▸ **Supplied records**
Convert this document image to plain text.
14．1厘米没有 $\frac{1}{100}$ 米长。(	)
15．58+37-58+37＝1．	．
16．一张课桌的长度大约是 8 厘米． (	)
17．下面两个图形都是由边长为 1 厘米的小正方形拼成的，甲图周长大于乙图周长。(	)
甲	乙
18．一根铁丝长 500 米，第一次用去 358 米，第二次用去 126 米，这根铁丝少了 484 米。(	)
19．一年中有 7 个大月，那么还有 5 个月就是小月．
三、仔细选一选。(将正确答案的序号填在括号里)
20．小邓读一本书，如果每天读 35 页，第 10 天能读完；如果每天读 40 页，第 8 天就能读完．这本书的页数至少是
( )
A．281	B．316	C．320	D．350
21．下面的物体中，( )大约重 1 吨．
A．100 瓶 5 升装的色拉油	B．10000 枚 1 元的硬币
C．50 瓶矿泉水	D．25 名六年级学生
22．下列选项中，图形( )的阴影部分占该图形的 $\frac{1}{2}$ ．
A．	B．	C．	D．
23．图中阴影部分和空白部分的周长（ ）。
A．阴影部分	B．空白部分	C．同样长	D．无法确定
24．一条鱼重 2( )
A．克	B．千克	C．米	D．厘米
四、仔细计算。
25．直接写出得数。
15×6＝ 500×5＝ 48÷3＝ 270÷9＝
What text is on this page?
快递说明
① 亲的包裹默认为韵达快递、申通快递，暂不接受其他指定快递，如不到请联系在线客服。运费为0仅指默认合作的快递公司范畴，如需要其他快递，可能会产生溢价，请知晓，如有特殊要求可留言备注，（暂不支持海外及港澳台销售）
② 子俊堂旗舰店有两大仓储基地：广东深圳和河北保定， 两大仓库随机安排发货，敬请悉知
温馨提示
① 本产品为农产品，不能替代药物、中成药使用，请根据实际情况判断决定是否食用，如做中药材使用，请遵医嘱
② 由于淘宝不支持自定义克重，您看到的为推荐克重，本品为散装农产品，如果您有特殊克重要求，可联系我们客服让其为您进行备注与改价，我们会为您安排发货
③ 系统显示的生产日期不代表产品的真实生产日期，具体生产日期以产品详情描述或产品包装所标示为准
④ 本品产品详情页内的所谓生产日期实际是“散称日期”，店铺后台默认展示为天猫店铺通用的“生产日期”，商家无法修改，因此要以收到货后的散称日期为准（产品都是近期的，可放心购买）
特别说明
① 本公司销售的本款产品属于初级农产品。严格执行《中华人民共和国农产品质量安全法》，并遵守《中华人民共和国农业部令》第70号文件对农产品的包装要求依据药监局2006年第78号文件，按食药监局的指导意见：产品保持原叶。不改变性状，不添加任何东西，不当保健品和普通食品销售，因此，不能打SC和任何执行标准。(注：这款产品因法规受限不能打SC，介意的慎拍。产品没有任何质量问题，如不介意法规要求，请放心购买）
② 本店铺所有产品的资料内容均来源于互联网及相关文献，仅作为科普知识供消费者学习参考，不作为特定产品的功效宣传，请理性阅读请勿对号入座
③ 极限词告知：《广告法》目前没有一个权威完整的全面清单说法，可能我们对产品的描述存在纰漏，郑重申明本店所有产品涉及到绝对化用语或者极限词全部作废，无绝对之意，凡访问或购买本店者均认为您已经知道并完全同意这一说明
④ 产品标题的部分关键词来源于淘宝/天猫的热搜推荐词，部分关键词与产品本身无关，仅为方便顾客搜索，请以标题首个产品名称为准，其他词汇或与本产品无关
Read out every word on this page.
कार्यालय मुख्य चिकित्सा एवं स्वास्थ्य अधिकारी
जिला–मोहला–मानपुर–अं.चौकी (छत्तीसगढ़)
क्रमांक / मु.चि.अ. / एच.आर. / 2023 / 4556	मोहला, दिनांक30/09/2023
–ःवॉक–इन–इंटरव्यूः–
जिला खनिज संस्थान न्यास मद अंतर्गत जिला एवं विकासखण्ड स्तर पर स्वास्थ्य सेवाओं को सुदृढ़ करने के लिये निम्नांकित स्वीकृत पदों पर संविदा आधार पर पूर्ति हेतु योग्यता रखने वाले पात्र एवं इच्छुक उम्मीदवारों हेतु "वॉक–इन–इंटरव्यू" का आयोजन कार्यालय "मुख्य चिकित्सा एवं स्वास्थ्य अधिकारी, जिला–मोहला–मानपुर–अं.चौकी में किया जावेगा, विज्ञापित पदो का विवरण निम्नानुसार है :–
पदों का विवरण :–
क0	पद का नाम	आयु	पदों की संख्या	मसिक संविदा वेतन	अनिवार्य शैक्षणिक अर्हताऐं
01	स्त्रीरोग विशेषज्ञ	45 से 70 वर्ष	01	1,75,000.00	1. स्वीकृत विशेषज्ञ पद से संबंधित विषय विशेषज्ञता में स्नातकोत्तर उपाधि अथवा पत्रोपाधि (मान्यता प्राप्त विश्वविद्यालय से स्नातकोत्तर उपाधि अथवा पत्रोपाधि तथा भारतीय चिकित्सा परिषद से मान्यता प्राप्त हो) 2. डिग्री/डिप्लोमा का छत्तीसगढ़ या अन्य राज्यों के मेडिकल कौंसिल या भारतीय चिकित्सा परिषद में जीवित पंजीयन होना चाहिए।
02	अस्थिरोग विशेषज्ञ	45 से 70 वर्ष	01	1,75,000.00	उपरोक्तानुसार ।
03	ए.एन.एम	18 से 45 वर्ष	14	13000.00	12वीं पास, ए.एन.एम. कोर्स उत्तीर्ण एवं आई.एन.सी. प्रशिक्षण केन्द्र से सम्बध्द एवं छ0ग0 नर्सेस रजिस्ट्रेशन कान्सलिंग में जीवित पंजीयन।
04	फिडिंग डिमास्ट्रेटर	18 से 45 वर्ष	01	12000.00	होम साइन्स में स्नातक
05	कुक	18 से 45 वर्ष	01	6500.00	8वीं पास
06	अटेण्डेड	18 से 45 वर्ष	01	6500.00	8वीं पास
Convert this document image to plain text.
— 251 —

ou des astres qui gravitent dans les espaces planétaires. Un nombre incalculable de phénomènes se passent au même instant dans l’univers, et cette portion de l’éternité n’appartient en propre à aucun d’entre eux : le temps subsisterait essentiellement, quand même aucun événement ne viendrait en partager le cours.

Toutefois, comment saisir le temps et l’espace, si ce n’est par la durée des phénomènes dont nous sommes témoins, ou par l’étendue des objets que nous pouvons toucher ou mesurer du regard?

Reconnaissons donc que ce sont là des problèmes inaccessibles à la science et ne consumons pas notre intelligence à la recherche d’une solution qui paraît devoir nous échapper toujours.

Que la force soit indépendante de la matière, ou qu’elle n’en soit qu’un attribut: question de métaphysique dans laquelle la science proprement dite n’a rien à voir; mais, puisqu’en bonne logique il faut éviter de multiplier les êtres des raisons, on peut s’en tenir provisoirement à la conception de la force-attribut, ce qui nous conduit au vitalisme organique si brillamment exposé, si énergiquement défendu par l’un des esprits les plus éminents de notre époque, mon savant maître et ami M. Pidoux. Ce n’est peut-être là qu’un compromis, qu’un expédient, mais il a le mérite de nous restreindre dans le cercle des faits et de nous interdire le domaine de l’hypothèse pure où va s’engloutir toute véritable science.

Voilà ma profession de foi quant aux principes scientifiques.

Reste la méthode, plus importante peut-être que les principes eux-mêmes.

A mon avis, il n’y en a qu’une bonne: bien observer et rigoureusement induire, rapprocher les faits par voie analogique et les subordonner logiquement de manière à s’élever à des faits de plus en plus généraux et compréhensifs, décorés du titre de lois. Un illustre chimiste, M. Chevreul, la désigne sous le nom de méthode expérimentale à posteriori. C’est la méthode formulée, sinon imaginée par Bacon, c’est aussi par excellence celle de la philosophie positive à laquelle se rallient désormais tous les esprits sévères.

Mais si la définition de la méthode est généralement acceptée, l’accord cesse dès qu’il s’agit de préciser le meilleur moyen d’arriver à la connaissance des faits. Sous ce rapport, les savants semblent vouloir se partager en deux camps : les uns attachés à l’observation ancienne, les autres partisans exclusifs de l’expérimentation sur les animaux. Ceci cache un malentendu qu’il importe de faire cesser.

▸ **Do this**
Figure out how many lines above include the string "faits", then report that number and nothing else.

▸ **The result**
3